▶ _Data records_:
————————
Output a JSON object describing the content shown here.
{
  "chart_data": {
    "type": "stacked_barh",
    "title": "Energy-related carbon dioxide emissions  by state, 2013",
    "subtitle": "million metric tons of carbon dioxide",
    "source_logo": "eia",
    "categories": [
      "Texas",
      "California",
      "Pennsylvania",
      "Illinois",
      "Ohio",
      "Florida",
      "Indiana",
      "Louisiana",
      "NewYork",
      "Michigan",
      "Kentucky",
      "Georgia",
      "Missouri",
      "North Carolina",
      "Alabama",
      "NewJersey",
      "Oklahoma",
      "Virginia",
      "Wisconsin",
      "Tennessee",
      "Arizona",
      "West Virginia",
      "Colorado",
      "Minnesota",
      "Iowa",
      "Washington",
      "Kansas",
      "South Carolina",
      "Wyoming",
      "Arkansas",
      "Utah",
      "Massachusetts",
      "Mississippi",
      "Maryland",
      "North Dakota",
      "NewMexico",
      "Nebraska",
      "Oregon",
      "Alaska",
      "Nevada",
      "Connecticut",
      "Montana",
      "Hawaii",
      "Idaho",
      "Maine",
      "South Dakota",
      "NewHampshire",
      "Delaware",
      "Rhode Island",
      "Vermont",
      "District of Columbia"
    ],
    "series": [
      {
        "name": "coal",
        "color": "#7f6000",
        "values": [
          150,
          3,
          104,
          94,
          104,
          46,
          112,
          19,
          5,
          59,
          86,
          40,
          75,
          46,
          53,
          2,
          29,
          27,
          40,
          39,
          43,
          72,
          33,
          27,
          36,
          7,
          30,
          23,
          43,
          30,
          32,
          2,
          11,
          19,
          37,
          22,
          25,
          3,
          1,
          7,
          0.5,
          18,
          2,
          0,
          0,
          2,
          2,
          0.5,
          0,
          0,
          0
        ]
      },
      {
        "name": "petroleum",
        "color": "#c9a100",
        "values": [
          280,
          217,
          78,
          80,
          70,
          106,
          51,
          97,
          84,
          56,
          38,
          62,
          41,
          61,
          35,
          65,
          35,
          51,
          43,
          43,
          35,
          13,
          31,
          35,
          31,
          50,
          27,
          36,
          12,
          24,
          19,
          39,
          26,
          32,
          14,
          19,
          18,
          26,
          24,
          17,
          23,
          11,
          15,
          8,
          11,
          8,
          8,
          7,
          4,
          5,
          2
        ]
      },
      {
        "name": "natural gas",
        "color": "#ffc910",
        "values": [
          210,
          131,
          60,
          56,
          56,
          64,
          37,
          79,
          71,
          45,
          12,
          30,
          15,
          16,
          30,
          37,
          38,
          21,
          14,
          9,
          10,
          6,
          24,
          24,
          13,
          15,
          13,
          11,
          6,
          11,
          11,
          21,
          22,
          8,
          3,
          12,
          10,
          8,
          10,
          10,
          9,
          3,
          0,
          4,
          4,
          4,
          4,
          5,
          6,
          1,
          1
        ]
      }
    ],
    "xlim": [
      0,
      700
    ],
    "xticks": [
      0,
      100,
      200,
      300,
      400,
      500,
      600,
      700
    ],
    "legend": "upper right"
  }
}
————————
▶ _Task description_:
Copy out the whole listing exactly; please set it all down.

▶ _Response to this exercise_:
Output a JSON object describing the content shown here.
{
  "chart_data": {
    "type": "stacked_barh",
    "title": "Energy-related carbon dioxide emissions  by state, 2013",
    "subtitle": "million metric tons of carbon dioxide",
    "source_logo": "eia",
    "categories": [
      "Texas",
      "California",
      "Pennsylvania",
      "Illinois",
      "Ohio",
      "Florida",
      "Indiana",
      "Louisiana",
      "NewYork",
      "Michigan",
      "Kentucky",
      "Georgia",
      "Missouri",
      "North Carolina",
      "Alabama",
      "NewJersey",
      "Oklahoma",
      "Virginia",
      "Wisconsin",
      "Tennessee",
      "Arizona",
      "West Virginia",
      "Colorado",
      "Minnesota",
      "Iowa",
      "Washington",
      "Kansas",
      "South Carolina",
      "Wyoming",
      "Arkansas",
      "Utah",
      "Massachusetts",
      "Mississippi",
      "Maryland",
      "North Dakota",
      "NewMexico",
      "Nebraska",
      "Oregon",
      "Alaska",
      "Nevada",
      "Connecticut",
      "Montana",
      "Hawaii",
      "Idaho",
      "Maine",
      "South Dakota",
      "NewHampshire",
      "Delaware",
      "Rhode Island",
      "Vermont",
      "District of Columbia"
    ],
    "series": [
      {
        "name": "coal",
        "color": "#7f6000",
        "values": [
          150,
          3,
          104,
          94,
          104,
          46,
          112,
          19,
          5,
          59,
          86,
          40,
          75,
          46,
          53,
          2,
          29,
          27,
          40,
          39,
          43,
          72,
          33,
          27,
          36,
          7,
          30,
          23,
          43,
          30,
          32,
          2,
          11,
          19,
          37,
          22,
          25,
          3,
          1,
          7,
          0.5,
          18,
          2,
          0,
          0,
          2,
          2,
          0.5,
          0,
          0,
          0
        ]
      },
      {
        "name": "petroleum",
        "color": "#c9a100",
        "values": [
          280,
          217,
          78,
          80,
          70,
          106,
          51,
          97,
          84,
          56,
          38,
          62,
          41,
          61,
          35,
          65,
          35,
          51,
          43,
          43,
          35,
          13,
          31,
          35,
          31,
          50,
          27,
          36,
          12,
          24,
          19,
          39,
          26,
          32,
          14,
          19,
          18,
          26,
          24,
          17,
          23,
          11,
          15,
          8,
          11,
          8,
          8,
          7,
          4,
          5,
          2
        ]
      },
      {
        "name": "natural gas",
        "color": "#ffc910",
        "values": [
          210,
          131,
          60,
          56,
          56,
          64,
          37,
          79,
          71,
          45,
          12,
          30,
          15,
          16,
          30,
          37,
          38,
          21,
          14,
          9,
          10,
          6,
          24,
          24,
          13,
          15,
          13,
          11,
          6,
          11,
          11,
          21,
          22,
          8,
          3,
          12,
          10,
          8,
          10,
          10,
          9,
          3,
          0,
          4,
          4,
          4,
          4,
          5,
          6,
          1,
          1
        ]
      }
    ],
    "xlim": [
      0,
      700
    ],
    "xticks": [
      0,
      100,
      200,
      300,
      400,
      500,
      600,
      700
    ],
    "legend": "upper right"
  }
}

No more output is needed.